- DOCUMENT:
· · · · · · ·
Ferrocoke was manufactured by carbonizing, in a batch-type pressurized carbonization furnace, a briquette (briquette) obtained by briquetting a mixture of coal and iron ore (70 mass% of coal; and 10, 20, 30, and 40 mass% of iron ore) using a briquette machine. A shape of the briquette is illustrated in FIG. 1. L is 30 mm, B is 25 mm, and T is 18 mm. L represents the length, B represents the breadth, T represents the thickness, and a representative particle diameter of ferrocoke is represented by (length × breadth × thickness)^1/3, that is, (L × B × T)^1/3.
· · · · · · ·
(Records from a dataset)
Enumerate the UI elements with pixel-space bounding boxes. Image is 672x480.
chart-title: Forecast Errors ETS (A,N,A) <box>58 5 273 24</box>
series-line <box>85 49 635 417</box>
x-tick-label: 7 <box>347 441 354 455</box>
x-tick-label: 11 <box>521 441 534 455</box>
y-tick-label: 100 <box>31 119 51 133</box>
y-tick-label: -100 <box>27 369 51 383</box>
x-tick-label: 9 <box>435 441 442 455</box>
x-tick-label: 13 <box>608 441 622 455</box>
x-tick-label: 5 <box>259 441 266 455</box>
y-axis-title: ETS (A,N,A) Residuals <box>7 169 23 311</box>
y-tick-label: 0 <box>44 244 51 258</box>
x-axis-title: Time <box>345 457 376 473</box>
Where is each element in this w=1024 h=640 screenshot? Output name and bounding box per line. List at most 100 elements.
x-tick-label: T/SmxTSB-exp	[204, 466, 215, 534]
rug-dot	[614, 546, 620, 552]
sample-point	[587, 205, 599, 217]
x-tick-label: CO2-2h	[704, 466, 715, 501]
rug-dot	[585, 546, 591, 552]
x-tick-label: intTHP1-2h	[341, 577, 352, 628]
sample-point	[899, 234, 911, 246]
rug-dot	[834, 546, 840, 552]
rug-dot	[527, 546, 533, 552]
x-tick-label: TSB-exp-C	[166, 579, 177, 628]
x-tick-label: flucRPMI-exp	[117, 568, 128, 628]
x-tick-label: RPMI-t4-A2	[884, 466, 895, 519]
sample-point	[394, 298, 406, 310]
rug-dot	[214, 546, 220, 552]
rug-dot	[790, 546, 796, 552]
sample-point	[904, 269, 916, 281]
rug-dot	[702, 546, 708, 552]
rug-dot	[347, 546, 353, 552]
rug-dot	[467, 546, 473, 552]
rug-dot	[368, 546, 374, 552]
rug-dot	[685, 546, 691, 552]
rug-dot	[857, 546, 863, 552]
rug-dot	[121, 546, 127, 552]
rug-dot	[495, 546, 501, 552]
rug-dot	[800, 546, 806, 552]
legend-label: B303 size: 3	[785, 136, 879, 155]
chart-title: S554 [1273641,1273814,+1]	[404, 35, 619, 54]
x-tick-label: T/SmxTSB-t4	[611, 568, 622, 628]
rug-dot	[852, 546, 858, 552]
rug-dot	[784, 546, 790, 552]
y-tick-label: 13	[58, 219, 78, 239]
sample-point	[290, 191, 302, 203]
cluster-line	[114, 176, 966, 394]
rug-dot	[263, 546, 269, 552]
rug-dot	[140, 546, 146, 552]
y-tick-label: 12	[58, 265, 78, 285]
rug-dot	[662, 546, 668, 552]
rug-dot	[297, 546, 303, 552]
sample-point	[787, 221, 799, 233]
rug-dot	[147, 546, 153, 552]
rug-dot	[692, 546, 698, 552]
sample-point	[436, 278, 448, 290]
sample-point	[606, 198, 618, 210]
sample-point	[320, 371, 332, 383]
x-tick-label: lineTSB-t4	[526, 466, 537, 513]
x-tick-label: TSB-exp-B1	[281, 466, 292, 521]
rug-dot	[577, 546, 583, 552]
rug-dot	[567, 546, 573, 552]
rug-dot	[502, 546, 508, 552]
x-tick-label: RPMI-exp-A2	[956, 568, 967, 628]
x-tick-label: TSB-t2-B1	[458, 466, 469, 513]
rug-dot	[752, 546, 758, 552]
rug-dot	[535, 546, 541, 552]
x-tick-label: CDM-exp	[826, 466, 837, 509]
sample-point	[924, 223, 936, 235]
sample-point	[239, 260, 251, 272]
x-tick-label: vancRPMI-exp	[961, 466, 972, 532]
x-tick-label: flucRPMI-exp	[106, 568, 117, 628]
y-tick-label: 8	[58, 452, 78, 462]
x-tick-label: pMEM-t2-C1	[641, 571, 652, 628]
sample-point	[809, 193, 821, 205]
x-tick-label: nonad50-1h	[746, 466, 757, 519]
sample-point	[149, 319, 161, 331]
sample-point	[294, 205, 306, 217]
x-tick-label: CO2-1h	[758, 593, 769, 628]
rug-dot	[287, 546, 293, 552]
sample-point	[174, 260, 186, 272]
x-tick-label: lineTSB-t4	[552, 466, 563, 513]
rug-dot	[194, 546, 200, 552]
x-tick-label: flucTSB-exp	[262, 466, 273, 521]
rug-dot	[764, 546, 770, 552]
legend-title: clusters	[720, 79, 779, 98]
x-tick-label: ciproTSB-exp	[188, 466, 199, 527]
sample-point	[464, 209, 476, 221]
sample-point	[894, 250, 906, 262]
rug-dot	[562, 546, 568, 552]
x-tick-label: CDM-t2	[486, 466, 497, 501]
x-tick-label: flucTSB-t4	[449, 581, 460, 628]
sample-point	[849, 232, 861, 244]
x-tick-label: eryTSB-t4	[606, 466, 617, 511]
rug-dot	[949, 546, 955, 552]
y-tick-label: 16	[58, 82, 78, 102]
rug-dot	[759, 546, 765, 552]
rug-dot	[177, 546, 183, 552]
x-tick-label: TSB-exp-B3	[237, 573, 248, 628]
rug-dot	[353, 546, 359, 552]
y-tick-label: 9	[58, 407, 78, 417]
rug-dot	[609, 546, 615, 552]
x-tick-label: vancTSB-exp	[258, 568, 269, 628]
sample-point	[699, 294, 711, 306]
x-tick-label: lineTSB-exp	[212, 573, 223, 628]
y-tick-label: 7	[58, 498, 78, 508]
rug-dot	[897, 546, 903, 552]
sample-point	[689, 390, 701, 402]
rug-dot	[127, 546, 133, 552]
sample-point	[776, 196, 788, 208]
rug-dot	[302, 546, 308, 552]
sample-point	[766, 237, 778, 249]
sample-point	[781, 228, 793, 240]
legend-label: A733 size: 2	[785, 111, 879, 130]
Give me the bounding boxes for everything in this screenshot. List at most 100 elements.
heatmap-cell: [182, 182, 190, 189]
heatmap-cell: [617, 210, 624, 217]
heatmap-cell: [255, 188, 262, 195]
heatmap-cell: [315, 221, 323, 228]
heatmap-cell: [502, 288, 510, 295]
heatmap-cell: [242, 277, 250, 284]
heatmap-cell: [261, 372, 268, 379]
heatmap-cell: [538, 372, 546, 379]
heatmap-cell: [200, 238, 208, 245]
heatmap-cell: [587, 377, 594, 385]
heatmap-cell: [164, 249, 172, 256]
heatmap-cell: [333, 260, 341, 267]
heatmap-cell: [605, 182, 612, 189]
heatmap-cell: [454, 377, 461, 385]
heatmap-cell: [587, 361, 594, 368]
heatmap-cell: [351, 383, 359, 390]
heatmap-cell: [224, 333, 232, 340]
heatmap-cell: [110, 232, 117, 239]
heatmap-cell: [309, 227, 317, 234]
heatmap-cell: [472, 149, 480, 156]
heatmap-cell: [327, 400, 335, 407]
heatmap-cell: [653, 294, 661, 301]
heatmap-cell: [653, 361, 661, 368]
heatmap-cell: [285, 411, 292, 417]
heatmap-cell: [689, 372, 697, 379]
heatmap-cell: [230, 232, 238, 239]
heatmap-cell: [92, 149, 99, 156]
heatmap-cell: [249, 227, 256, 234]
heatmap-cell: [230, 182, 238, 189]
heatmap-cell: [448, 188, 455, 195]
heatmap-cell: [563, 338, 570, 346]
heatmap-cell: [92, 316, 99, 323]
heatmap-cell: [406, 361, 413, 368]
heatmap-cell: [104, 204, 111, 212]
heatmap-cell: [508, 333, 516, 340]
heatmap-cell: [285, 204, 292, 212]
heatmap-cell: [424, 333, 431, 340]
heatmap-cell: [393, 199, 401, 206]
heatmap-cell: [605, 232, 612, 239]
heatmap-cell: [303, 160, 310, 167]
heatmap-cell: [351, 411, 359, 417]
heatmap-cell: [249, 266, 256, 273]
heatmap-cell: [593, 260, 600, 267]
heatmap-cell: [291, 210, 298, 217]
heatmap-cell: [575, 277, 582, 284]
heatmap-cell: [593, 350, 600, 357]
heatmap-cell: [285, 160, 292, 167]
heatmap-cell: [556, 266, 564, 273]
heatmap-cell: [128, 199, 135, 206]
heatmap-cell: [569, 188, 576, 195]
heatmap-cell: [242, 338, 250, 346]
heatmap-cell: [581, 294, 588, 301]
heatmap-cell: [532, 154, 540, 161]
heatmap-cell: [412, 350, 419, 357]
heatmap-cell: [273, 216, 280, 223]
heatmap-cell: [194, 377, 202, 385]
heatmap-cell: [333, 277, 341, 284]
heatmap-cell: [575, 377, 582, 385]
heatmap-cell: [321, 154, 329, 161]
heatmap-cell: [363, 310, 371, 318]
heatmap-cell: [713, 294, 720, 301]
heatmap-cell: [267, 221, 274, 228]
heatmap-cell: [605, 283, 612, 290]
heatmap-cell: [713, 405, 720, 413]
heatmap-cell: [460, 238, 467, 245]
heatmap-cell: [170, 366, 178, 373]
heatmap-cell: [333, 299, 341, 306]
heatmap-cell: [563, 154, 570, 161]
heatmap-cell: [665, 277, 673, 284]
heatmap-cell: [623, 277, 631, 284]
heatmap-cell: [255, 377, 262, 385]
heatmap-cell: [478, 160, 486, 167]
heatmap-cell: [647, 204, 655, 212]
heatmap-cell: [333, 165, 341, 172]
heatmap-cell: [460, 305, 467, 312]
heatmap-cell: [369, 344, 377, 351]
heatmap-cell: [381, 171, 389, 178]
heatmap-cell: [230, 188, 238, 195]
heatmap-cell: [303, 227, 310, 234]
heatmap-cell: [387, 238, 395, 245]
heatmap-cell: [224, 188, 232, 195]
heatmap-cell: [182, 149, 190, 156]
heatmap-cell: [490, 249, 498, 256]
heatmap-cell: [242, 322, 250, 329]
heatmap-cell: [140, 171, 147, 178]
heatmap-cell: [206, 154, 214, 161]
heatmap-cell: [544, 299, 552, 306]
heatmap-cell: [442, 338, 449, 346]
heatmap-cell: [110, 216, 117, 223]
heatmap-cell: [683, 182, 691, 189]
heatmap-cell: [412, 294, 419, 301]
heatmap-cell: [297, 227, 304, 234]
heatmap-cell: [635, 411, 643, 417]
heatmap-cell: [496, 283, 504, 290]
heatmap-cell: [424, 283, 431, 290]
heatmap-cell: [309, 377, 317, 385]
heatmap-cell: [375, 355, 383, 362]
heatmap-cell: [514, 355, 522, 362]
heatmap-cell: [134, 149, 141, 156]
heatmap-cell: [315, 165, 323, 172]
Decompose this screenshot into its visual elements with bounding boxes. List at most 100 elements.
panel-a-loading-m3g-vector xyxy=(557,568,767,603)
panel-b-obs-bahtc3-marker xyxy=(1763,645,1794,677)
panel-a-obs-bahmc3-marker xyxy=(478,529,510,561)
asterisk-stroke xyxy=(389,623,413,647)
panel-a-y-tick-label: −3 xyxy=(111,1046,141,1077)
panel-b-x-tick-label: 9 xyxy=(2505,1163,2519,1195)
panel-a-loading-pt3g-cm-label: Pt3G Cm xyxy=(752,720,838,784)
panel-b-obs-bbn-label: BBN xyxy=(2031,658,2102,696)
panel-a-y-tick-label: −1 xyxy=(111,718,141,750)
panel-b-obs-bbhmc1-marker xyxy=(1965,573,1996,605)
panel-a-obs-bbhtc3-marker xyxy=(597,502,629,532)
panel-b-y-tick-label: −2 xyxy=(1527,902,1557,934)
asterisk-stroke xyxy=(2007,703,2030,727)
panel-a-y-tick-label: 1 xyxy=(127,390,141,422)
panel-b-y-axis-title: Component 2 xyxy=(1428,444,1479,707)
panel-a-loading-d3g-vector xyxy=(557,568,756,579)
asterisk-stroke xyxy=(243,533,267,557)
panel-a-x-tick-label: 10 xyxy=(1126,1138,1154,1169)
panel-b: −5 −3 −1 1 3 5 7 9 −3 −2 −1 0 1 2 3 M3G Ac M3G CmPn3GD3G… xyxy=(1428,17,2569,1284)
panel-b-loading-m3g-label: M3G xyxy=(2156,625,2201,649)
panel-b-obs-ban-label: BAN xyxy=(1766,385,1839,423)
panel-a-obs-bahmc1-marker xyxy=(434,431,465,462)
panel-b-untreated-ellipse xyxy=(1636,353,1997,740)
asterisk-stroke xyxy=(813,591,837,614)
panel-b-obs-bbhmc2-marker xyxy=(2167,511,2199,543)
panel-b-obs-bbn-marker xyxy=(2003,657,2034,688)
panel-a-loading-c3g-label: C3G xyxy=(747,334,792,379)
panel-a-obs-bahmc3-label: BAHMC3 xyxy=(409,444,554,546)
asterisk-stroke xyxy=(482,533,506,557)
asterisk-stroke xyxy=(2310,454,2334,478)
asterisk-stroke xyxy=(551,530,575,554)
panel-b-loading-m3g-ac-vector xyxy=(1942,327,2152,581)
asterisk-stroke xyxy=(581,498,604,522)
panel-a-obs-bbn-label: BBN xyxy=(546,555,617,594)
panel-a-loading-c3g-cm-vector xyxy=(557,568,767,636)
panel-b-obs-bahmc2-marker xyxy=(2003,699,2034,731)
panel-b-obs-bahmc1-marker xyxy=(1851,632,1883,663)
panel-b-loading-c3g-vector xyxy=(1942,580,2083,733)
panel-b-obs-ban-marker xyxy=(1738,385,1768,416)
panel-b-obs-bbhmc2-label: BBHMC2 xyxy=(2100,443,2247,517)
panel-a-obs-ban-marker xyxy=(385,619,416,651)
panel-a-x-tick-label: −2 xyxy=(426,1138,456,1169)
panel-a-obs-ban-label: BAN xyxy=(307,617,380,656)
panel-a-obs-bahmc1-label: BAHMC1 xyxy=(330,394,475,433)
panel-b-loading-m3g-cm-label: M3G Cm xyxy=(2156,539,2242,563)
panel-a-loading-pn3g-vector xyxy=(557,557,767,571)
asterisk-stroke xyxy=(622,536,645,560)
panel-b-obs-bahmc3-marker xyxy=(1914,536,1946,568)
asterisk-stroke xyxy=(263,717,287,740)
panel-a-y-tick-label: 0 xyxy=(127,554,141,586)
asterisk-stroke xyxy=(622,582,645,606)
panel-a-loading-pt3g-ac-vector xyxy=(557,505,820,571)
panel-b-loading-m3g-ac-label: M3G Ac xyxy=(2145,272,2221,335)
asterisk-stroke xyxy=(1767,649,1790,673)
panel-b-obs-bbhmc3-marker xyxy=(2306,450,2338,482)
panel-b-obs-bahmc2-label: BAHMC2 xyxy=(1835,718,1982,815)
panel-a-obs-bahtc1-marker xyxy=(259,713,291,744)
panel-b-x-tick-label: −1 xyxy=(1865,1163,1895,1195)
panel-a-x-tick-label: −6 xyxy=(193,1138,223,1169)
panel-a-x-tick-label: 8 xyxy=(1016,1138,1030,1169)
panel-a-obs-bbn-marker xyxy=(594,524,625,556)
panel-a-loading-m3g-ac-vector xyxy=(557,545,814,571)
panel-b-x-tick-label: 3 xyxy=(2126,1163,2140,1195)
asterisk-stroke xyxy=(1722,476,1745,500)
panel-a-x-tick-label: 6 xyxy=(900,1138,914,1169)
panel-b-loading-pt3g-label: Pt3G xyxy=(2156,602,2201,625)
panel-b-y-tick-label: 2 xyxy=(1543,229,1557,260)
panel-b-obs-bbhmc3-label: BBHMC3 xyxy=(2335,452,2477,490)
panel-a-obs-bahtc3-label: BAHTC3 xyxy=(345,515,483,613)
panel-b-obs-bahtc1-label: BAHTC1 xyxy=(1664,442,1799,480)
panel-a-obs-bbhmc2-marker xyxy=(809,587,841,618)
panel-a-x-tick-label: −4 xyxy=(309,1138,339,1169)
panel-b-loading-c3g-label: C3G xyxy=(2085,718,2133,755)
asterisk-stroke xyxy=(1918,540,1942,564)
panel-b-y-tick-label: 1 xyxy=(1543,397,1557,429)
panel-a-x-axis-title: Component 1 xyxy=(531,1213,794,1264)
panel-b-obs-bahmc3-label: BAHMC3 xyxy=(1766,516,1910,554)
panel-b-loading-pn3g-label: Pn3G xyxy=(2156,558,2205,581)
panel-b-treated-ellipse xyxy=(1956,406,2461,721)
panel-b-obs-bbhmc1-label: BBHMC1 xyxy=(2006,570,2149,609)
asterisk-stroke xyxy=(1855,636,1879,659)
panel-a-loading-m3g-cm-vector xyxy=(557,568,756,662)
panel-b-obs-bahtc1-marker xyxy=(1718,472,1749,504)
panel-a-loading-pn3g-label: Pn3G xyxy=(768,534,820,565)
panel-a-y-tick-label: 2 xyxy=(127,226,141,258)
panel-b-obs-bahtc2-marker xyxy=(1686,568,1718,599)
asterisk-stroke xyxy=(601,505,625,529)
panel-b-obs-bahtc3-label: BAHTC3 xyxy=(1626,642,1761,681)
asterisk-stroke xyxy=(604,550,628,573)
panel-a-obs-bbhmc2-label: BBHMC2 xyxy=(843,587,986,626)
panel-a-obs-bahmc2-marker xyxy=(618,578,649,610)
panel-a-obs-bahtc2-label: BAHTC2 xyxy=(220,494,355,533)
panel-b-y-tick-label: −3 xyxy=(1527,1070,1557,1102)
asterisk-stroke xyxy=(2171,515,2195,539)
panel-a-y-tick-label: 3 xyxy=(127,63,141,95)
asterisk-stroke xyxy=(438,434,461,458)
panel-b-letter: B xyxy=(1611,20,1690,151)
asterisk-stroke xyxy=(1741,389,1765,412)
· · · · · · ·
- STATED EXERCISE 1: In the ferrocoke passage, what type of furnace was used to carbonize the briquette?
- STATED EXERCISE 2: Continue the ferrocoke passage from its final sentence.
These records were taken from a separate source.

- RIGHT ANSWER 1: A batch-type pressurized carbonization furnace.

- RIGHT ANSWER 2:
Temperatures of ferrocoke during the carbonization (ferrocoke carbonization temperatures) were 800°C, 850°C and 900°C. A ferrocoke carbonization temperature is the maximum temperature during the carbonization, and is obtained by measuring a temperature at a central portion of the briquette. Temperature was increased up to this maximum temperature at 5°C/min, and maintained at the maximum temperature for 90 minutes. An atmosphere was a mixed gas of 30% of hydrogen, 11% of carbon monoxide, 17% of carbon dioxide, 21% of nitrogen, 5% of water vapor, and 16% of methane (each in vol%). These are based on a premise of continuous manufacturing by a gas-solid countercurrent moving bed using a vertical furnace, and an assumption of a process using furnace top gas as gas, in actual manufacturing of ferrocoke. Reduction rates of iron ore in ferrocoke at each ferrocoke carbonization temperature are illustrated in FIG. 2. The reduction rate increases as the ferrocoke carbonization temperature increases.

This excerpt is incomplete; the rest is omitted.